## Dataset records on visual material
** start **
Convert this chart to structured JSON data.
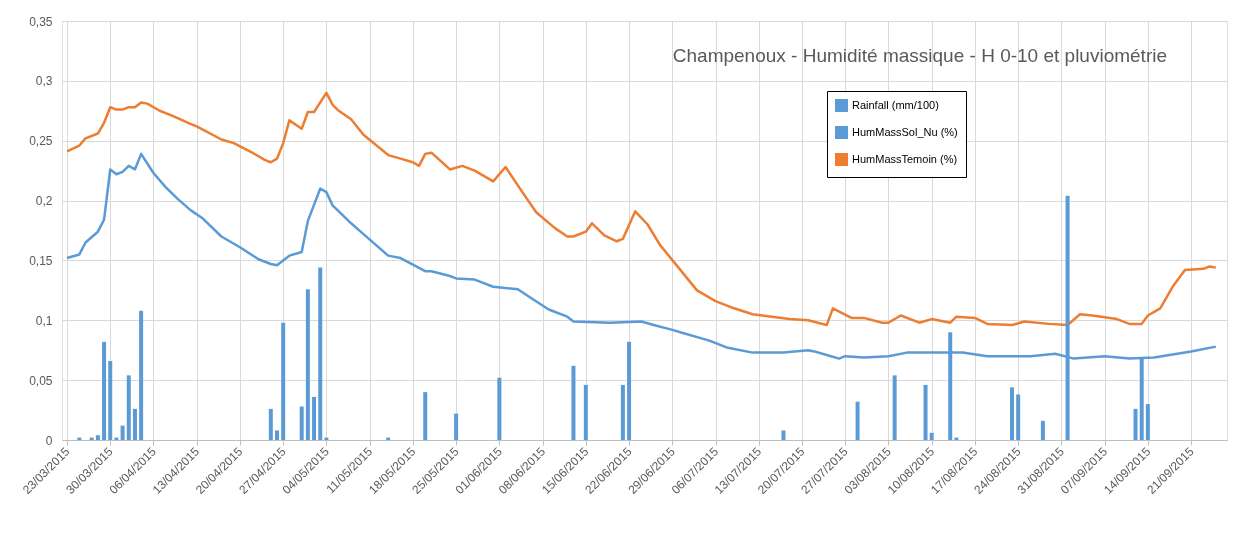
{
  "chart_data": {
    "type": "line",
    "title": "Champenoux - Humidité massique - H 0-10 et pluviométrie",
    "xlim": [
      "2015-03-23",
      "2015-09-26"
    ],
    "xticks": [
      {
        "value": "2015-03-23",
        "label": "23/03/2015"
      },
      {
        "value": "2015-03-30",
        "label": "30/03/2015"
      },
      {
        "value": "2015-04-06",
        "label": "06/04/2015"
      },
      {
        "value": "2015-04-13",
        "label": "13/04/2015"
      },
      {
        "value": "2015-04-20",
        "label": "20/04/2015"
      },
      {
        "value": "2015-04-27",
        "label": "27/04/2015"
      },
      {
        "value": "2015-05-04",
        "label": "04/05/2015"
      },
      {
        "value": "2015-05-11",
        "label": "11/05/2015"
      },
      {
        "value": "2015-05-18",
        "label": "18/05/2015"
      },
      {
        "value": "2015-05-25",
        "label": "25/05/2015"
      },
      {
        "value": "2015-06-01",
        "label": "01/06/2015"
      },
      {
        "value": "2015-06-08",
        "label": "08/06/2015"
      },
      {
        "value": "2015-06-15",
        "label": "15/06/2015"
      },
      {
        "value": "2015-06-22",
        "label": "22/06/2015"
      },
      {
        "value": "2015-06-29",
        "label": "29/06/2015"
      },
      {
        "value": "2015-07-06",
        "label": "06/07/2015"
      },
      {
        "value": "2015-07-13",
        "label": "13/07/2015"
      },
      {
        "value": "2015-07-20",
        "label": "20/07/2015"
      },
      {
        "value": "2015-07-27",
        "label": "27/07/2015"
      },
      {
        "value": "2015-08-03",
        "label": "03/08/2015"
      },
      {
        "value": "2015-08-10",
        "label": "10/08/2015"
      },
      {
        "value": "2015-08-17",
        "label": "17/08/2015"
      },
      {
        "value": "2015-08-24",
        "label": "24/08/2015"
      },
      {
        "value": "2015-08-31",
        "label": "31/08/2015"
      },
      {
        "value": "2015-09-07",
        "label": "07/09/2015"
      },
      {
        "value": "2015-09-14",
        "label": "14/09/2015"
      },
      {
        "value": "2015-09-21",
        "label": "21/09/2015"
      }
    ],
    "ylim": [
      0,
      0.35
    ],
    "yticks": [
      0,
      {
        "value": 0.05,
        "label": "0,05"
      },
      {
        "value": 0.1,
        "label": "0,1"
      },
      {
        "value": 0.15,
        "label": "0,15"
      },
      {
        "value": 0.2,
        "label": "0,2"
      },
      {
        "value": 0.25,
        "label": "0,25"
      },
      {
        "value": 0.3,
        "label": "0,3"
      },
      {
        "value": 0.35,
        "label": "0,35"
      }
    ],
    "grid": true,
    "legend": "top right",
    "series": [
      {
        "name": "Rainfall (mm/100)",
        "type": "bar",
        "color": "#5b9bd5",
        "x": [
          "2015-03-25",
          "2015-03-27",
          "2015-03-28",
          "2015-03-29",
          "2015-03-30",
          "2015-03-31",
          "2015-04-01",
          "2015-04-02",
          "2015-04-03",
          "2015-04-04",
          "2015-04-25",
          "2015-04-26",
          "2015-04-27",
          "2015-04-30",
          "2015-05-01",
          "2015-05-02",
          "2015-05-03",
          "2015-05-04",
          "2015-05-14",
          "2015-05-20",
          "2015-05-25",
          "2015-06-01",
          "2015-06-13",
          "2015-06-15",
          "2015-06-21",
          "2015-06-22",
          "2015-07-17",
          "2015-07-29",
          "2015-08-04",
          "2015-08-09",
          "2015-08-10",
          "2015-08-13",
          "2015-08-14",
          "2015-08-23",
          "2015-08-24",
          "2015-08-28",
          "2015-09-01",
          "2015-09-12",
          "2015-09-13",
          "2015-09-14"
        ],
        "values": [
          0.002,
          0.002,
          0.004,
          0.082,
          0.066,
          0.002,
          0.012,
          0.054,
          0.026,
          0.108,
          0.026,
          0.008,
          0.098,
          0.028,
          0.126,
          0.036,
          0.144,
          0.002,
          0.002,
          0.04,
          0.022,
          0.052,
          0.062,
          0.046,
          0.046,
          0.082,
          0.008,
          0.032,
          0.054,
          0.046,
          0.006,
          0.09,
          0.002,
          0.044,
          0.038,
          0.016,
          0.204,
          0.026,
          0.068,
          0.03
        ]
      },
      {
        "name": "HumMassSol_Nu (%)",
        "color": "#5b9bd5",
        "x": [
          "2015-03-23",
          "2015-03-25",
          "2015-03-26",
          "2015-03-28",
          "2015-03-29",
          "2015-03-30",
          "2015-03-31",
          "2015-04-01",
          "2015-04-02",
          "2015-04-03",
          "2015-04-04",
          "2015-04-06",
          "2015-04-08",
          "2015-04-10",
          "2015-04-12",
          "2015-04-14",
          "2015-04-17",
          "2015-04-20",
          "2015-04-23",
          "2015-04-25",
          "2015-04-26",
          "2015-04-28",
          "2015-04-30",
          "2015-05-01",
          "2015-05-03",
          "2015-05-04",
          "2015-05-05",
          "2015-05-07",
          "2015-05-08",
          "2015-05-10",
          "2015-05-14",
          "2015-05-16",
          "2015-05-20",
          "2015-05-21",
          "2015-05-24",
          "2015-05-25",
          "2015-05-28",
          "2015-05-31",
          "2015-06-04",
          "2015-06-06",
          "2015-06-09",
          "2015-06-12",
          "2015-06-13",
          "2015-06-19",
          "2015-06-24",
          "2015-06-26",
          "2015-06-29",
          "2015-07-01",
          "2015-07-05",
          "2015-07-08",
          "2015-07-12",
          "2015-07-17",
          "2015-07-21",
          "2015-07-22",
          "2015-07-24",
          "2015-07-26",
          "2015-07-27",
          "2015-07-30",
          "2015-08-03",
          "2015-08-06",
          "2015-08-15",
          "2015-08-19",
          "2015-08-26",
          "2015-08-30",
          "2015-09-02",
          "2015-09-07",
          "2015-09-11",
          "2015-09-15",
          "2015-09-21",
          "2015-09-25"
        ],
        "values": [
          0.152,
          0.155,
          0.165,
          0.174,
          0.184,
          0.226,
          0.222,
          0.224,
          0.229,
          0.226,
          0.239,
          0.223,
          0.211,
          0.201,
          0.192,
          0.185,
          0.17,
          0.161,
          0.151,
          0.147,
          0.146,
          0.154,
          0.157,
          0.183,
          0.21,
          0.207,
          0.196,
          0.186,
          0.181,
          0.172,
          0.154,
          0.152,
          0.141,
          0.141,
          0.137,
          0.135,
          0.134,
          0.128,
          0.126,
          0.119,
          0.109,
          0.103,
          0.099,
          0.098,
          0.099,
          0.096,
          0.092,
          0.089,
          0.083,
          0.077,
          0.073,
          0.073,
          0.075,
          0.074,
          0.071,
          0.068,
          0.07,
          0.069,
          0.07,
          0.073,
          0.073,
          0.07,
          0.07,
          0.072,
          0.068,
          0.07,
          0.068,
          0.069,
          0.074,
          0.078
        ]
      },
      {
        "name": "HumMassTemoin (%)",
        "color": "#ed7d31",
        "x": [
          "2015-03-23",
          "2015-03-25",
          "2015-03-26",
          "2015-03-28",
          "2015-03-29",
          "2015-03-30",
          "2015-03-31",
          "2015-04-01",
          "2015-04-02",
          "2015-04-03",
          "2015-04-04",
          "2015-04-05",
          "2015-04-07",
          "2015-04-09",
          "2015-04-12",
          "2015-04-13",
          "2015-04-17",
          "2015-04-19",
          "2015-04-22",
          "2015-04-24",
          "2015-04-25",
          "2015-04-26",
          "2015-04-27",
          "2015-04-28",
          "2015-04-30",
          "2015-05-01",
          "2015-05-02",
          "2015-05-04",
          "2015-05-05",
          "2015-05-06",
          "2015-05-08",
          "2015-05-10",
          "2015-05-14",
          "2015-05-16",
          "2015-05-18",
          "2015-05-19",
          "2015-05-20",
          "2015-05-21",
          "2015-05-24",
          "2015-05-26",
          "2015-05-28",
          "2015-05-31",
          "2015-06-02",
          "2015-06-05",
          "2015-06-07",
          "2015-06-10",
          "2015-06-12",
          "2015-06-13",
          "2015-06-15",
          "2015-06-16",
          "2015-06-18",
          "2015-06-20",
          "2015-06-21",
          "2015-06-23",
          "2015-06-25",
          "2015-06-27",
          "2015-06-30",
          "2015-07-03",
          "2015-07-06",
          "2015-07-09",
          "2015-07-12",
          "2015-07-18",
          "2015-07-21",
          "2015-07-24",
          "2015-07-25",
          "2015-07-28",
          "2015-07-30",
          "2015-08-02",
          "2015-08-03",
          "2015-08-05",
          "2015-08-08",
          "2015-08-10",
          "2015-08-13",
          "2015-08-14",
          "2015-08-17",
          "2015-08-19",
          "2015-08-23",
          "2015-08-25",
          "2015-08-29",
          "2015-09-01",
          "2015-09-03",
          "2015-09-05",
          "2015-09-09",
          "2015-09-11",
          "2015-09-13",
          "2015-09-14",
          "2015-09-16",
          "2015-09-18",
          "2015-09-20",
          "2015-09-23",
          "2015-09-24",
          "2015-09-25"
        ],
        "values": [
          0.241,
          0.246,
          0.252,
          0.256,
          0.265,
          0.278,
          0.276,
          0.276,
          0.278,
          0.278,
          0.282,
          0.281,
          0.275,
          0.271,
          0.264,
          0.262,
          0.251,
          0.248,
          0.24,
          0.234,
          0.232,
          0.235,
          0.248,
          0.267,
          0.26,
          0.274,
          0.274,
          0.29,
          0.28,
          0.275,
          0.268,
          0.255,
          0.238,
          0.235,
          0.232,
          0.229,
          0.239,
          0.24,
          0.226,
          0.229,
          0.225,
          0.216,
          0.228,
          0.205,
          0.19,
          0.177,
          0.17,
          0.17,
          0.174,
          0.181,
          0.171,
          0.166,
          0.168,
          0.191,
          0.18,
          0.163,
          0.144,
          0.125,
          0.116,
          0.11,
          0.105,
          0.101,
          0.1,
          0.096,
          0.11,
          0.102,
          0.102,
          0.098,
          0.098,
          0.104,
          0.098,
          0.101,
          0.098,
          0.103,
          0.102,
          0.097,
          0.096,
          0.099,
          0.097,
          0.096,
          0.105,
          0.104,
          0.101,
          0.097,
          0.097,
          0.104,
          0.11,
          0.128,
          0.142,
          0.143,
          0.145,
          0.144
        ]
      }
    ]
  }
}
** end **
## WRITTEN PROBLEM
Find each line with the string "name" and copy it out.

## WRITTEN REPLY
        "name": "Rainfall (mm/100)",
        "name": "HumMassSol_Nu (%)",
        "name": "HumMassTemoin (%)",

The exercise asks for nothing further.